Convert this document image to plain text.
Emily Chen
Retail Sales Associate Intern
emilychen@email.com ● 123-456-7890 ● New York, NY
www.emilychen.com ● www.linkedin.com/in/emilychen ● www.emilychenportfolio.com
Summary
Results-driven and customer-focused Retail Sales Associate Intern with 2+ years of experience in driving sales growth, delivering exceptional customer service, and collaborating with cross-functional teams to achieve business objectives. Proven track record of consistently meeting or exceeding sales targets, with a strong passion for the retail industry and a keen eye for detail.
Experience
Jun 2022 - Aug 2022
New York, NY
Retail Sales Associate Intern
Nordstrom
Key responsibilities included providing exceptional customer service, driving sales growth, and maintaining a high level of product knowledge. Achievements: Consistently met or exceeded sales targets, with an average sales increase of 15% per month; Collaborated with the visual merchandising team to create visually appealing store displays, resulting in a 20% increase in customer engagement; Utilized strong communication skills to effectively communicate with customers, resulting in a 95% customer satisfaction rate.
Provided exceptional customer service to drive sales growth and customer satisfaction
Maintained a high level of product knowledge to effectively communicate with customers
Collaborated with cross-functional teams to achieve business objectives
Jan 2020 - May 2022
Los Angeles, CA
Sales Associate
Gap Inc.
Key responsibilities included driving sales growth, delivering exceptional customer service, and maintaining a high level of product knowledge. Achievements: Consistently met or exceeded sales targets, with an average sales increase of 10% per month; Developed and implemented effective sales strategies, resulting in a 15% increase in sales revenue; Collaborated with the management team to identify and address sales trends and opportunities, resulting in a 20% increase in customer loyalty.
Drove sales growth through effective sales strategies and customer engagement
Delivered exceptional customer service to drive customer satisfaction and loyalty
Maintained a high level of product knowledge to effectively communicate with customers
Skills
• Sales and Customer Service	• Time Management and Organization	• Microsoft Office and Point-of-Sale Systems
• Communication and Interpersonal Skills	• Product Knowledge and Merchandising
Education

> [Required work]
Print every entry exactly as written.

> [Answer to this exercise]
Convert this document image to plain text.
Emily Chen
Retail Sales Associate Intern
emilychen@email.com ● 123-456-7890 ● New York, NY
www.emilychen.com ● www.linkedin.com/in/emilychen ● www.emilychenportfolio.com
Summary
Results-driven and customer-focused Retail Sales Associate Intern with 2+ years of experience in driving sales growth, delivering exceptional customer service, and collaborating with cross-functional teams to achieve business objectives. Proven track record of consistently meeting or exceeding sales targets, with a strong passion for the retail industry and a keen eye for detail.
Experience
Jun 2022 - Aug 2022
New York, NY
Retail Sales Associate Intern
Nordstrom
Key responsibilities included providing exceptional customer service, driving sales growth, and maintaining a high level of product knowledge. Achievements: Consistently met or exceeded sales targets, with an average sales increase of 15% per month; Collaborated with the visual merchandising team to create visually appealing store displays, resulting in a 20% increase in customer engagement; Utilized strong communication skills to effectively communicate with customers, resulting in a 95% customer satisfaction rate.
Provided exceptional customer service to drive sales growth and customer satisfaction
Maintained a high level of product knowledge to effectively communicate with customers
Collaborated with cross-functional teams to achieve business objectives
Jan 2020 - May 2022
Los Angeles, CA
Sales Associate
Gap Inc.
Key responsibilities included driving sales growth, delivering exceptional customer service, and maintaining a high level of product knowledge. Achievements: Consistently met or exceeded sales targets, with an average sales increase of 10% per month; Developed and implemented effective sales strategies, resulting in a 15% increase in sales revenue; Collaborated with the management team to identify and address sales trends and opportunities, resulting in a 20% increase in customer loyalty.
Drove sales growth through effective sales strategies and customer engagement
Delivered exceptional customer service to drive customer satisfaction and loyalty
Maintained a high level of product knowledge to effectively communicate with customers
Skills
• Sales and Customer Service	• Time Management and Organization	• Microsoft Office and Point-of-Sale Systems
• Communication and Interpersonal Skills	• Product Knowledge and Merchandising
Education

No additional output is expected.